[Excerpts from a figure dataset]
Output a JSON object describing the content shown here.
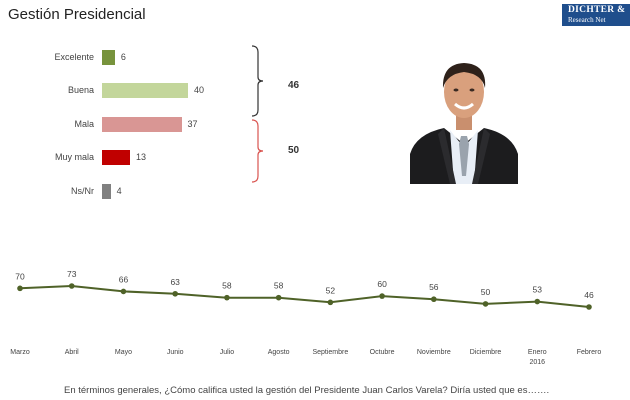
{
  "title": "Gestión Presidencial",
  "logo": {
    "line1": "DICHTER &",
    "line2": "Research Net"
  },
  "chart_data": [
    {
      "type": "bar",
      "orientation": "horizontal",
      "categories": [
        "Excelente",
        "Buena",
        "Mala",
        "Muy mala",
        "Ns/Nr"
      ],
      "values": [
        6,
        40,
        37,
        13,
        4
      ],
      "colors": [
        "#77933c",
        "#c3d69b",
        "#d99694",
        "#c00000",
        "#808080"
      ],
      "groups": [
        {
          "members": [
            "Excelente",
            "Buena"
          ],
          "total": "46",
          "bracket_color": "#333333"
        },
        {
          "members": [
            "Mala",
            "Muy mala"
          ],
          "total": "50",
          "bracket_color": "#d9534f"
        }
      ]
    },
    {
      "type": "line",
      "categories": [
        "Marzo",
        "Abril",
        "Mayo",
        "Junio",
        "Julio",
        "Agosto",
        "Septiembre",
        "Octubre",
        "Noviembre",
        "Diciembre",
        "Enero 2016",
        "Febrero"
      ],
      "values": [
        70,
        73,
        66,
        63,
        58,
        58,
        52,
        60,
        56,
        50,
        53,
        46
      ],
      "color": "#4f6228",
      "grid": false
    }
  ],
  "photo": {
    "subject": "man-in-suit-portrait"
  },
  "footnote": "En términos generales, ¿Cómo califica usted la gestión del Presidente Juan Carlos Varela? Diría usted que es……."
}
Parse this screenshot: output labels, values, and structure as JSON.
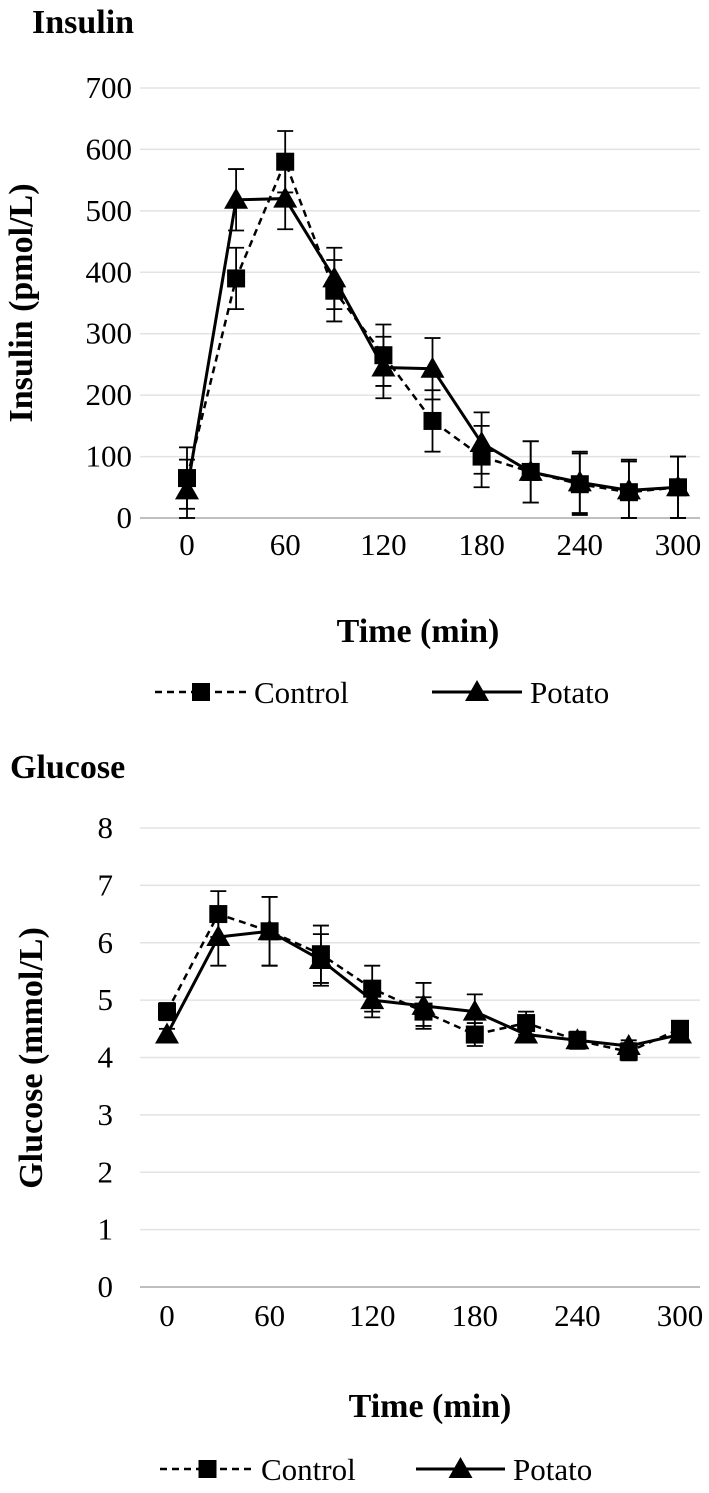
{
  "chart_data": [
    {
      "type": "line",
      "title": "Insulin",
      "xlabel": "Time (min)",
      "ylabel": "Insulin (pmol/L)",
      "xlim": [
        0,
        300
      ],
      "ylim": [
        0,
        700
      ],
      "xticks": [
        "0",
        "60",
        "120",
        "180",
        "240",
        "300"
      ],
      "yticks": [
        "0",
        "100",
        "200",
        "300",
        "400",
        "500",
        "600",
        "700"
      ],
      "grid": "horizontal",
      "legend": "bottom",
      "x": [
        0,
        30,
        60,
        90,
        120,
        150,
        180,
        210,
        240,
        270,
        300
      ],
      "series": [
        {
          "name": "Control",
          "marker": "square",
          "line": "dashed",
          "values": [
            65,
            390,
            580,
            370,
            265,
            158,
            100,
            75,
            55,
            42,
            50
          ],
          "errors": [
            50,
            50,
            50,
            50,
            50,
            50,
            50,
            50,
            50,
            50,
            50
          ]
        },
        {
          "name": "Potato",
          "marker": "triangle",
          "line": "solid",
          "values": [
            45,
            518,
            520,
            390,
            245,
            243,
            122,
            75,
            58,
            45,
            50
          ],
          "errors": [
            50,
            50,
            50,
            50,
            50,
            50,
            50,
            50,
            50,
            50,
            50
          ]
        }
      ]
    },
    {
      "type": "line",
      "title": "Glucose",
      "xlabel": "Time (min)",
      "ylabel": "Glucose (mmol/L)",
      "xlim": [
        0,
        300
      ],
      "ylim": [
        0,
        8
      ],
      "xticks": [
        "0",
        "60",
        "120",
        "180",
        "240",
        "300"
      ],
      "yticks": [
        "0",
        "1",
        "2",
        "3",
        "4",
        "5",
        "6",
        "7",
        "8"
      ],
      "grid": "horizontal",
      "legend": "bottom",
      "x": [
        0,
        30,
        60,
        90,
        120,
        150,
        180,
        210,
        240,
        270,
        300
      ],
      "series": [
        {
          "name": "Control",
          "marker": "square",
          "line": "dashed",
          "values": [
            4.8,
            6.5,
            6.2,
            5.8,
            5.2,
            4.8,
            4.4,
            4.6,
            4.3,
            4.1,
            4.5
          ],
          "errors": [
            0.15,
            0.4,
            0.6,
            0.5,
            0.4,
            0.25,
            0.2,
            0.2,
            0.15,
            0.15,
            0.1
          ]
        },
        {
          "name": "Potato",
          "marker": "triangle",
          "line": "solid",
          "values": [
            4.4,
            6.1,
            6.2,
            5.7,
            5.0,
            4.9,
            4.8,
            4.4,
            4.3,
            4.2,
            4.4
          ],
          "errors": [
            0.1,
            0.5,
            0.6,
            0.45,
            0.3,
            0.4,
            0.3,
            0.1,
            0.1,
            0.1,
            0.1
          ]
        }
      ]
    }
  ]
}
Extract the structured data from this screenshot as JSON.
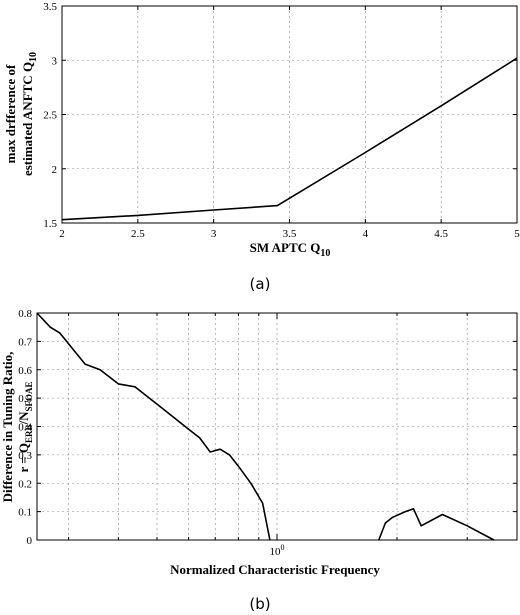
{
  "chart_data": [
    {
      "type": "line",
      "title": "",
      "caption": "(a)",
      "xlabel": {
        "main": "SM APTC Q",
        "sub": "10"
      },
      "ylabel": {
        "line1": "max drfference of",
        "line2_main": "estimated ANFTC Q",
        "line2_sub": "10"
      },
      "xlim": [
        2,
        5
      ],
      "ylim": [
        1.5,
        3.5
      ],
      "xticks": [
        "2",
        "2.5",
        "3",
        "3.5",
        "4",
        "4.5",
        "5"
      ],
      "yticks": [
        "1.5",
        "2",
        "2.5",
        "3",
        "3.5"
      ],
      "grid": true,
      "series": [
        {
          "x": [
            2.0,
            2.5,
            3.0,
            3.42,
            4.0,
            4.5,
            5.0
          ],
          "y": [
            1.53,
            1.57,
            1.62,
            1.66,
            2.15,
            2.58,
            3.02
          ]
        }
      ]
    },
    {
      "type": "line",
      "title": "",
      "caption": "(b)",
      "xscale": "log",
      "xlabel": "Normalized Characteristic Frequency",
      "ylabel": {
        "line1": "Difference in Tuning Ratio,",
        "line2": "r = Q",
        "sub1": "ERB",
        "mid": "/N",
        "sub2": "SFOAE"
      },
      "xlim": [
        0.25,
        4.0
      ],
      "ylim": [
        0,
        0.8
      ],
      "xticks": [
        {
          "value": 1,
          "base": "10",
          "exp": "0"
        }
      ],
      "yticks": [
        "0",
        "0.1",
        "0.2",
        "0.3",
        "0.4",
        "0.5",
        "0.6",
        "0.7",
        "0.8"
      ],
      "grid": true,
      "series": [
        {
          "segments": [
            {
              "x": [
                0.25,
                0.27,
                0.285,
                0.33,
                0.36,
                0.4,
                0.44,
                0.52,
                0.6,
                0.64,
                0.68,
                0.72,
                0.76,
                0.8,
                0.86,
                0.92,
                0.96
              ],
              "y": [
                0.8,
                0.75,
                0.73,
                0.62,
                0.6,
                0.55,
                0.54,
                0.46,
                0.39,
                0.36,
                0.31,
                0.32,
                0.3,
                0.26,
                0.2,
                0.13,
                0.0
              ]
            },
            {
              "x": [
                1.8,
                1.87,
                1.95,
                2.1,
                2.2,
                2.3,
                2.6,
                3.0,
                3.5
              ],
              "y": [
                0.0,
                0.06,
                0.08,
                0.1,
                0.11,
                0.05,
                0.09,
                0.05,
                0.0
              ]
            }
          ]
        }
      ]
    }
  ]
}
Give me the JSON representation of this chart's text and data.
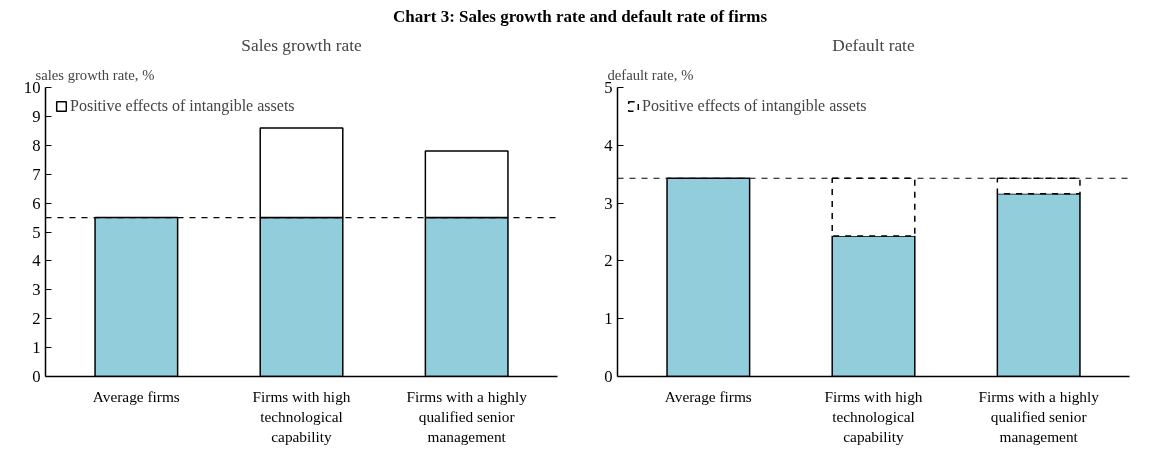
{
  "chart_data": [
    {
      "type": "bar",
      "title": "Chart 3: Sales growth rate and default rate of firms",
      "subtitle": "Sales growth rate",
      "ylabel": "sales growth rate, %",
      "stacked": true,
      "legend": "top left",
      "categories": [
        "Average firms",
        "Firms with high technological capability",
        "Firms with a highly qualified senior management"
      ],
      "series": [
        {
          "color": "#92cddc",
          "values": [
            5.5,
            5.5,
            5.5
          ]
        },
        {
          "name": "Positive effects of intangible assets",
          "color": "#ffffff",
          "values": [
            null,
            3.1,
            2.3
          ]
        }
      ],
      "ylim": [
        0,
        10
      ],
      "yticks": [
        0,
        1,
        2,
        3,
        4,
        5,
        6,
        7,
        8,
        9,
        10
      ],
      "ref_lines": [
        {
          "axis": "y",
          "value": 5.5,
          "line_style": "dashed"
        }
      ]
    },
    {
      "type": "bar",
      "subtitle": "Default rate",
      "ylabel": "default rate, %",
      "stacked": true,
      "legend": "top left",
      "categories": [
        "Average firms",
        "Firms with high technological capability",
        "Firms with a highly qualified senior management"
      ],
      "series": [
        {
          "color": "#92cddc",
          "values": [
            3.43,
            2.43,
            3.16
          ]
        },
        {
          "name": "Positive effects of intangible assets",
          "color": "#ffffff",
          "line_style": "dashed",
          "values": [
            null,
            1.0,
            0.27
          ]
        }
      ],
      "ylim": [
        0,
        5
      ],
      "yticks": [
        0,
        1,
        2,
        3,
        4,
        5
      ],
      "ref_lines": [
        {
          "axis": "y",
          "value": 3.43,
          "line_style": "dashed"
        }
      ]
    }
  ]
}
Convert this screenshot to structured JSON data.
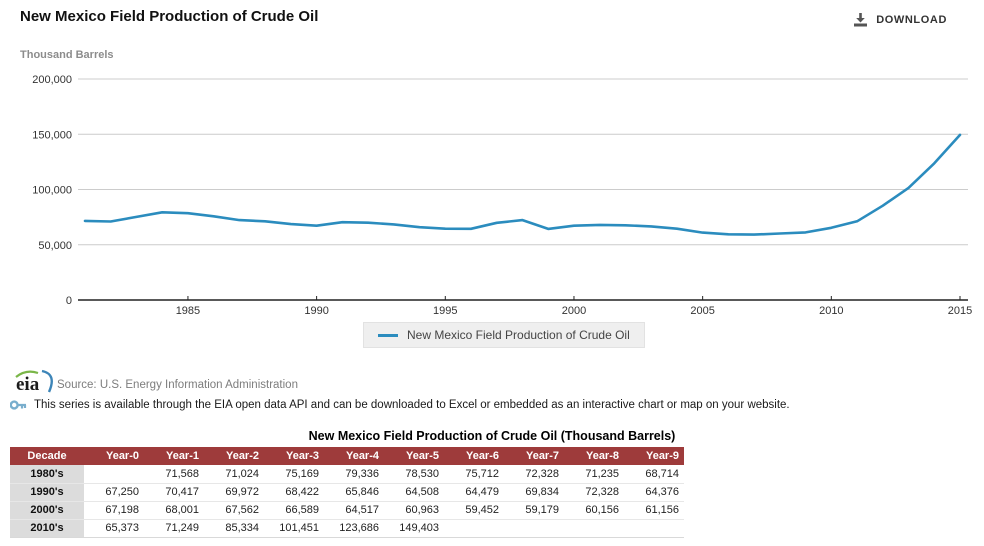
{
  "header": {
    "title": "New Mexico Field Production of Crude Oil",
    "download_label": "DOWNLOAD"
  },
  "chart": {
    "y_axis_title": "Thousand Barrels",
    "legend_label": "New Mexico Field Production of Crude Oil",
    "colors": {
      "line": "#2b8cbe",
      "grid": "#cccccc",
      "axis": "#222222",
      "tick_text": "#333333"
    }
  },
  "chart_data": {
    "type": "line",
    "title": "New Mexico Field Production of Crude Oil",
    "ylabel": "Thousand Barrels",
    "xlabel": "",
    "legend": "New Mexico Field Production of Crude Oil",
    "legend_position": "bottom",
    "grid": "horizontal",
    "ylim": [
      0,
      200000
    ],
    "xlim": [
      1981,
      2015
    ],
    "yticks": {
      "values": [
        0,
        50000,
        100000,
        150000,
        200000
      ],
      "labels": [
        "0",
        "50,000",
        "100,000",
        "150,000",
        "200,000"
      ]
    },
    "xticks": [
      1985,
      1990,
      1995,
      2000,
      2005,
      2010,
      2015
    ],
    "years": [
      1981,
      1982,
      1983,
      1984,
      1985,
      1986,
      1987,
      1988,
      1989,
      1990,
      1991,
      1992,
      1993,
      1994,
      1995,
      1996,
      1997,
      1998,
      1999,
      2000,
      2001,
      2002,
      2003,
      2004,
      2005,
      2006,
      2007,
      2008,
      2009,
      2010,
      2011,
      2012,
      2013,
      2014,
      2015
    ],
    "values": [
      71568,
      71024,
      75169,
      79336,
      78530,
      75712,
      72328,
      71235,
      68714,
      67250,
      70417,
      69972,
      68422,
      65846,
      64508,
      64479,
      69834,
      72328,
      64376,
      67198,
      68001,
      67562,
      66589,
      64517,
      60963,
      59452,
      59179,
      60156,
      61156,
      65373,
      71249,
      85334,
      101451,
      123686,
      149403
    ]
  },
  "source": {
    "logo_text": "eia",
    "text": "Source: U.S. Energy Information Administration"
  },
  "api_note": {
    "text": "This series is available through the EIA open data API and can be downloaded to Excel or embedded as an interactive chart or map on your website."
  },
  "table": {
    "title": "New Mexico Field Production of Crude Oil (Thousand Barrels)",
    "columns": [
      "Decade",
      "Year-0",
      "Year-1",
      "Year-2",
      "Year-3",
      "Year-4",
      "Year-5",
      "Year-6",
      "Year-7",
      "Year-8",
      "Year-9"
    ],
    "rows": [
      {
        "decade": "1980's",
        "values": [
          "",
          "71,568",
          "71,024",
          "75,169",
          "79,336",
          "78,530",
          "75,712",
          "72,328",
          "71,235",
          "68,714"
        ]
      },
      {
        "decade": "1990's",
        "values": [
          "67,250",
          "70,417",
          "69,972",
          "68,422",
          "65,846",
          "64,508",
          "64,479",
          "69,834",
          "72,328",
          "64,376"
        ]
      },
      {
        "decade": "2000's",
        "values": [
          "67,198",
          "68,001",
          "67,562",
          "66,589",
          "64,517",
          "60,963",
          "59,452",
          "59,179",
          "60,156",
          "61,156"
        ]
      },
      {
        "decade": "2010's",
        "values": [
          "65,373",
          "71,249",
          "85,334",
          "101,451",
          "123,686",
          "149,403",
          "",
          "",
          "",
          ""
        ]
      }
    ]
  }
}
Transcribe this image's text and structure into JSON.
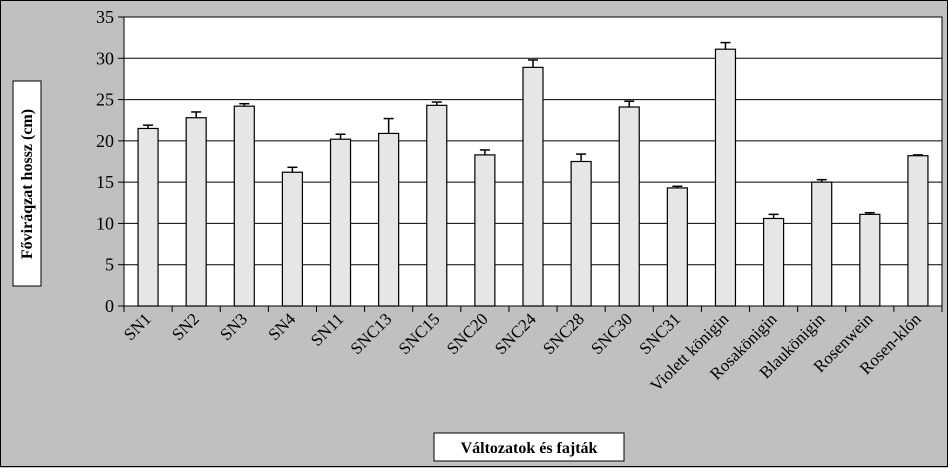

What to produce:
From the data, pick out every line that includes "Production".

The response:
    "title": "New Mexico Field Production of Crude Oil",
    "legend_label": "New Mexico Field Production of Crude Oil",
    "title": "New Mexico Field Production of Crude Oil",
    "legend": "New Mexico Field Production of Crude Oil",
    "title": "New Mexico Field Production of Crude Oil (Thousand Barrels)",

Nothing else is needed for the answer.